## BEGIN
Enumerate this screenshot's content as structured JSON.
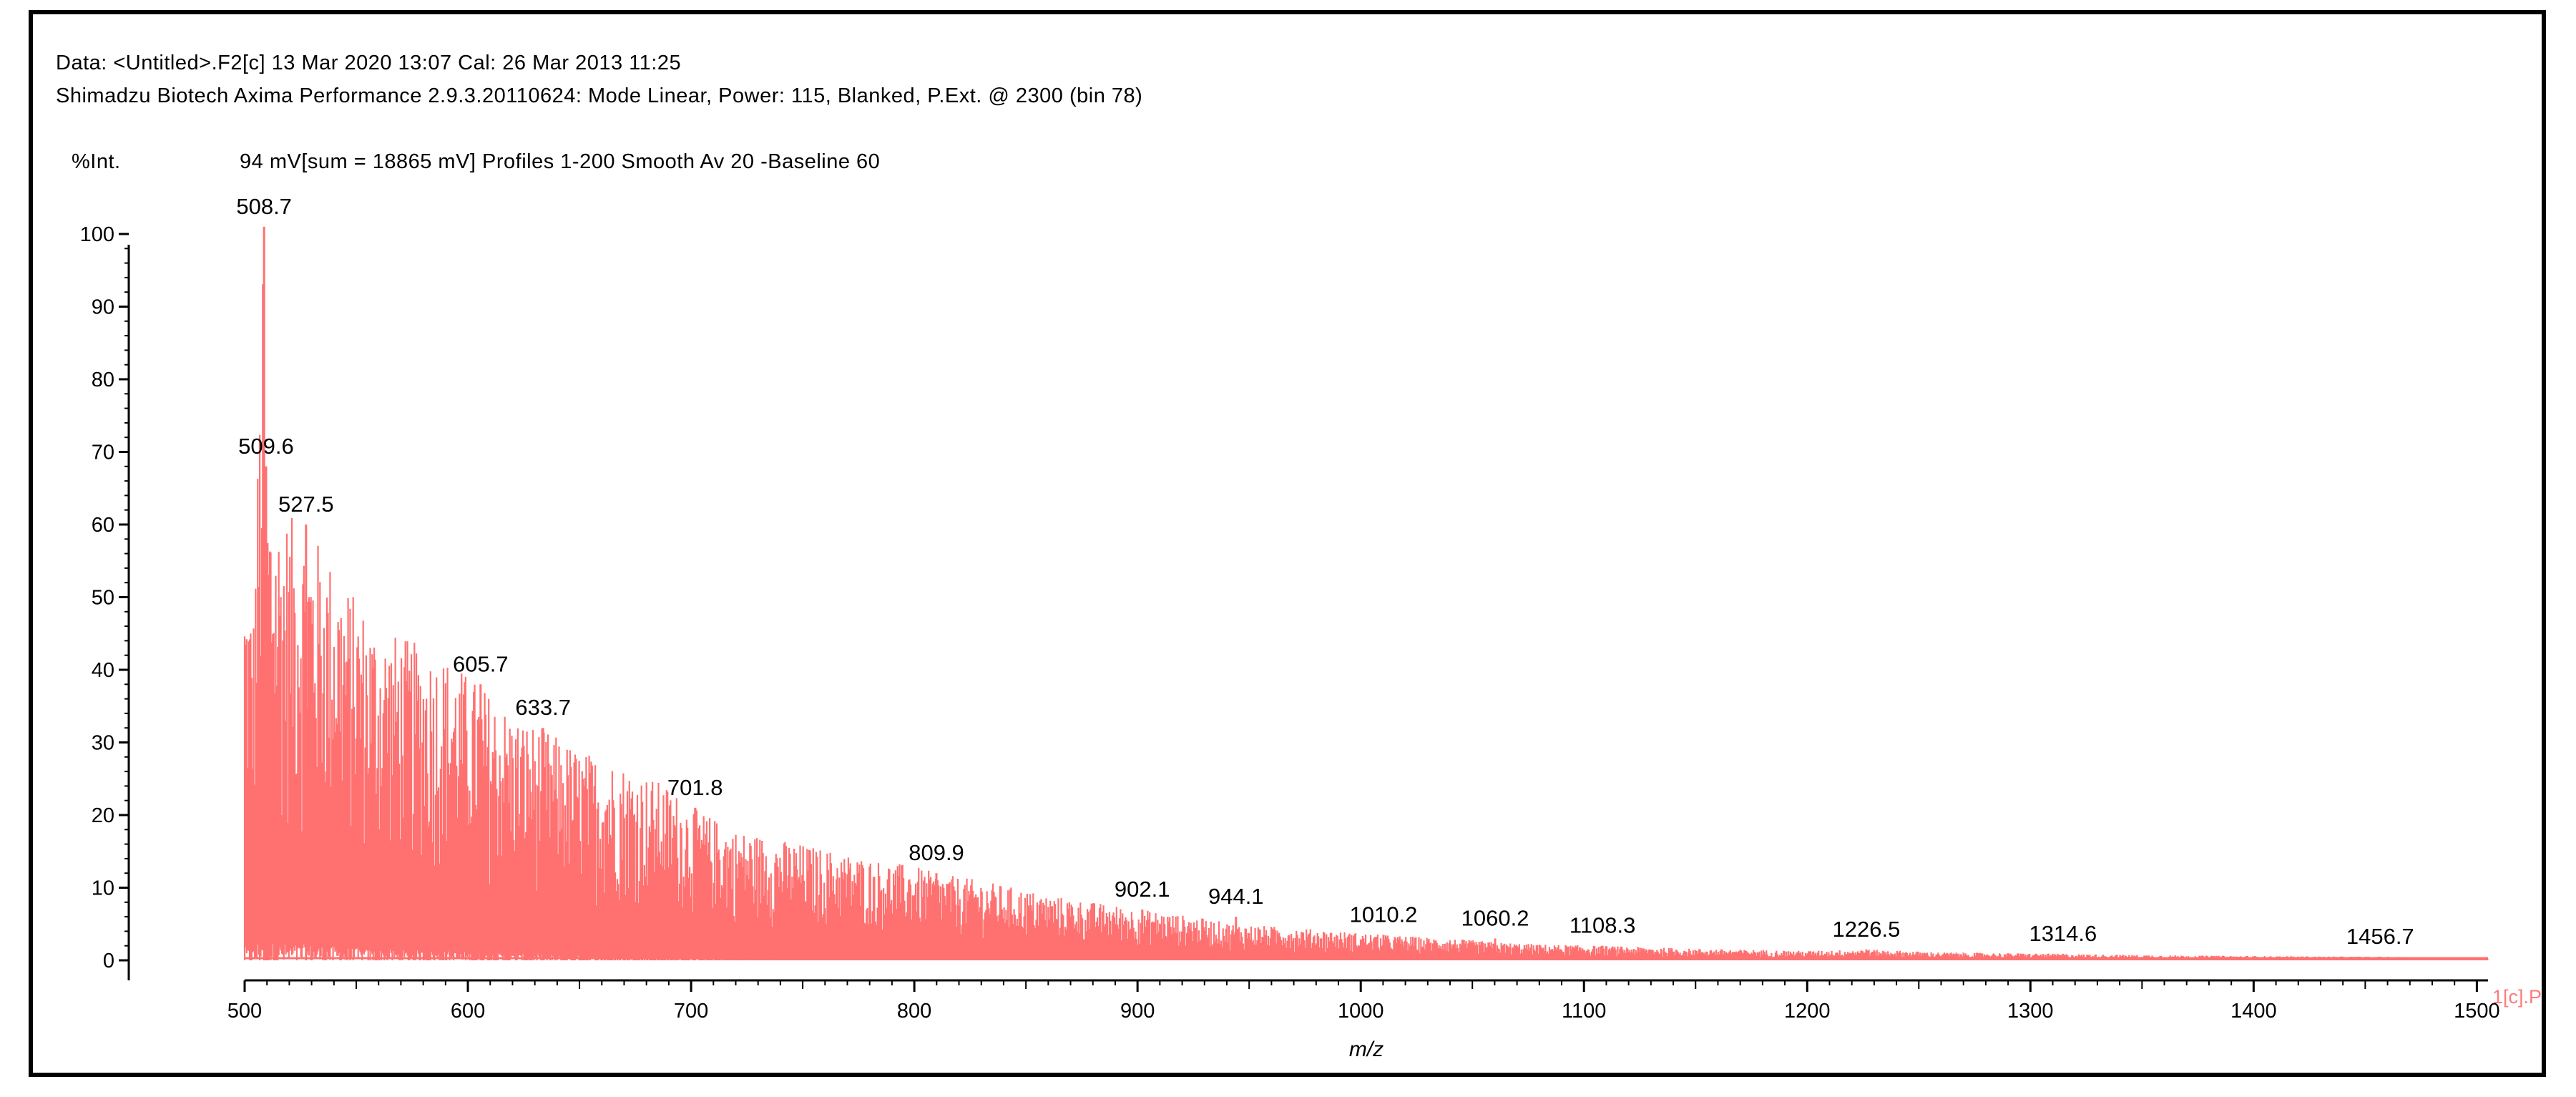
{
  "header": {
    "line1": "Data: <Untitled>.F2[c] 13 Mar 2020 13:07 Cal: 26 Mar 2013 11:25",
    "line2": "Shimadzu Biotech Axima Performance 2.9.3.20110624: Mode Linear, Power: 115, Blanked, P.Ext. @ 2300 (bin 78)",
    "int_label": "%Int.",
    "acq_info": "94 mV[sum = 18865 mV]  Profiles 1-200 Smooth Av 20 -Baseline 60"
  },
  "trace_tag": "1[c].P",
  "colors": {
    "trace": "#ff7070",
    "axis": "#000000",
    "frame": "#000000"
  },
  "chart_data": {
    "type": "bar",
    "xlabel": "m/z",
    "ylabel": "%Int.",
    "xlim": [
      500,
      1505
    ],
    "ylim": [
      0,
      100
    ],
    "x_ticks": [
      500,
      600,
      700,
      800,
      900,
      1000,
      1100,
      1200,
      1300,
      1400,
      1500
    ],
    "y_ticks": [
      0,
      10,
      20,
      30,
      40,
      50,
      60,
      70,
      80,
      90,
      100
    ],
    "grid": false,
    "envelope": {
      "x": [
        499,
        504,
        508.7,
        509.6,
        515,
        527.5,
        535,
        545,
        560,
        575,
        590,
        605.7,
        620,
        633.7,
        650,
        670,
        690,
        701.8,
        720,
        750,
        780,
        800,
        809.9,
        830,
        860,
        880,
        902.1,
        925,
        944.1,
        970,
        990,
        1010.2,
        1040,
        1060.2,
        1080,
        1108.3,
        1150,
        1200,
        1226.5,
        1260,
        1314.6,
        1360,
        1400,
        1456.7,
        1505
      ],
      "y": [
        55,
        48,
        101,
        68,
        62,
        60,
        57,
        52,
        46,
        44,
        42,
        38,
        34,
        32,
        29,
        27,
        24,
        21,
        18,
        16,
        14,
        13,
        12,
        11,
        9,
        8,
        7,
        6,
        5,
        4.5,
        4,
        3.5,
        3,
        2.5,
        2.2,
        2,
        1.6,
        1.3,
        1.5,
        1.1,
        0.9,
        0.7,
        0.6,
        0.5,
        0.4
      ]
    },
    "annotations": [
      {
        "label": "508.7",
        "x": 508.7,
        "y": 101
      },
      {
        "label": "509.6",
        "x": 509.6,
        "y": 68
      },
      {
        "label": "527.5",
        "x": 527.5,
        "y": 60
      },
      {
        "label": "605.7",
        "x": 605.7,
        "y": 38
      },
      {
        "label": "633.7",
        "x": 633.7,
        "y": 32
      },
      {
        "label": "701.8",
        "x": 701.8,
        "y": 21
      },
      {
        "label": "809.9",
        "x": 809.9,
        "y": 12
      },
      {
        "label": "902.1",
        "x": 902.1,
        "y": 7
      },
      {
        "label": "944.1",
        "x": 944.1,
        "y": 6
      },
      {
        "label": "1010.2",
        "x": 1010.2,
        "y": 3.5
      },
      {
        "label": "1060.2",
        "x": 1060.2,
        "y": 3
      },
      {
        "label": "1108.3",
        "x": 1108.3,
        "y": 2
      },
      {
        "label": "1226.5",
        "x": 1226.5,
        "y": 1.5
      },
      {
        "label": "1314.6",
        "x": 1314.6,
        "y": 0.9
      },
      {
        "label": "1456.7",
        "x": 1456.7,
        "y": 0.5
      }
    ]
  }
}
## END
§ Written request
Leave out the pictures and transcribe the entries above exactly.

§ Result of this exercise
Enumerate this screenshot's content as structured JSON.
{
  "header": {
    "line1": "Data: <Untitled>.F2[c] 13 Mar 2020 13:07 Cal: 26 Mar 2013 11:25",
    "line2": "Shimadzu Biotech Axima Performance 2.9.3.20110624: Mode Linear, Power: 115, Blanked, P.Ext. @ 2300 (bin 78)",
    "int_label": "%Int.",
    "acq_info": "94 mV[sum = 18865 mV]  Profiles 1-200 Smooth Av 20 -Baseline 60"
  },
  "trace_tag": "1[c].P",
  "colors": {
    "trace": "#ff7070",
    "axis": "#000000",
    "frame": "#000000"
  },
  "chart_data": {
    "type": "bar",
    "xlabel": "m/z",
    "ylabel": "%Int.",
    "xlim": [
      500,
      1505
    ],
    "ylim": [
      0,
      100
    ],
    "x_ticks": [
      500,
      600,
      700,
      800,
      900,
      1000,
      1100,
      1200,
      1300,
      1400,
      1500
    ],
    "y_ticks": [
      0,
      10,
      20,
      30,
      40,
      50,
      60,
      70,
      80,
      90,
      100
    ],
    "grid": false,
    "envelope": {
      "x": [
        499,
        504,
        508.7,
        509.6,
        515,
        527.5,
        535,
        545,
        560,
        575,
        590,
        605.7,
        620,
        633.7,
        650,
        670,
        690,
        701.8,
        720,
        750,
        780,
        800,
        809.9,
        830,
        860,
        880,
        902.1,
        925,
        944.1,
        970,
        990,
        1010.2,
        1040,
        1060.2,
        1080,
        1108.3,
        1150,
        1200,
        1226.5,
        1260,
        1314.6,
        1360,
        1400,
        1456.7,
        1505
      ],
      "y": [
        55,
        48,
        101,
        68,
        62,
        60,
        57,
        52,
        46,
        44,
        42,
        38,
        34,
        32,
        29,
        27,
        24,
        21,
        18,
        16,
        14,
        13,
        12,
        11,
        9,
        8,
        7,
        6,
        5,
        4.5,
        4,
        3.5,
        3,
        2.5,
        2.2,
        2,
        1.6,
        1.3,
        1.5,
        1.1,
        0.9,
        0.7,
        0.6,
        0.5,
        0.4
      ]
    },
    "annotations": [
      {
        "label": "508.7",
        "x": 508.7,
        "y": 101
      },
      {
        "label": "509.6",
        "x": 509.6,
        "y": 68
      },
      {
        "label": "527.5",
        "x": 527.5,
        "y": 60
      },
      {
        "label": "605.7",
        "x": 605.7,
        "y": 38
      },
      {
        "label": "633.7",
        "x": 633.7,
        "y": 32
      },
      {
        "label": "701.8",
        "x": 701.8,
        "y": 21
      },
      {
        "label": "809.9",
        "x": 809.9,
        "y": 12
      },
      {
        "label": "902.1",
        "x": 902.1,
        "y": 7
      },
      {
        "label": "944.1",
        "x": 944.1,
        "y": 6
      },
      {
        "label": "1010.2",
        "x": 1010.2,
        "y": 3.5
      },
      {
        "label": "1060.2",
        "x": 1060.2,
        "y": 3
      },
      {
        "label": "1108.3",
        "x": 1108.3,
        "y": 2
      },
      {
        "label": "1226.5",
        "x": 1226.5,
        "y": 1.5
      },
      {
        "label": "1314.6",
        "x": 1314.6,
        "y": 0.9
      },
      {
        "label": "1456.7",
        "x": 1456.7,
        "y": 0.5
      }
    ]
  }
}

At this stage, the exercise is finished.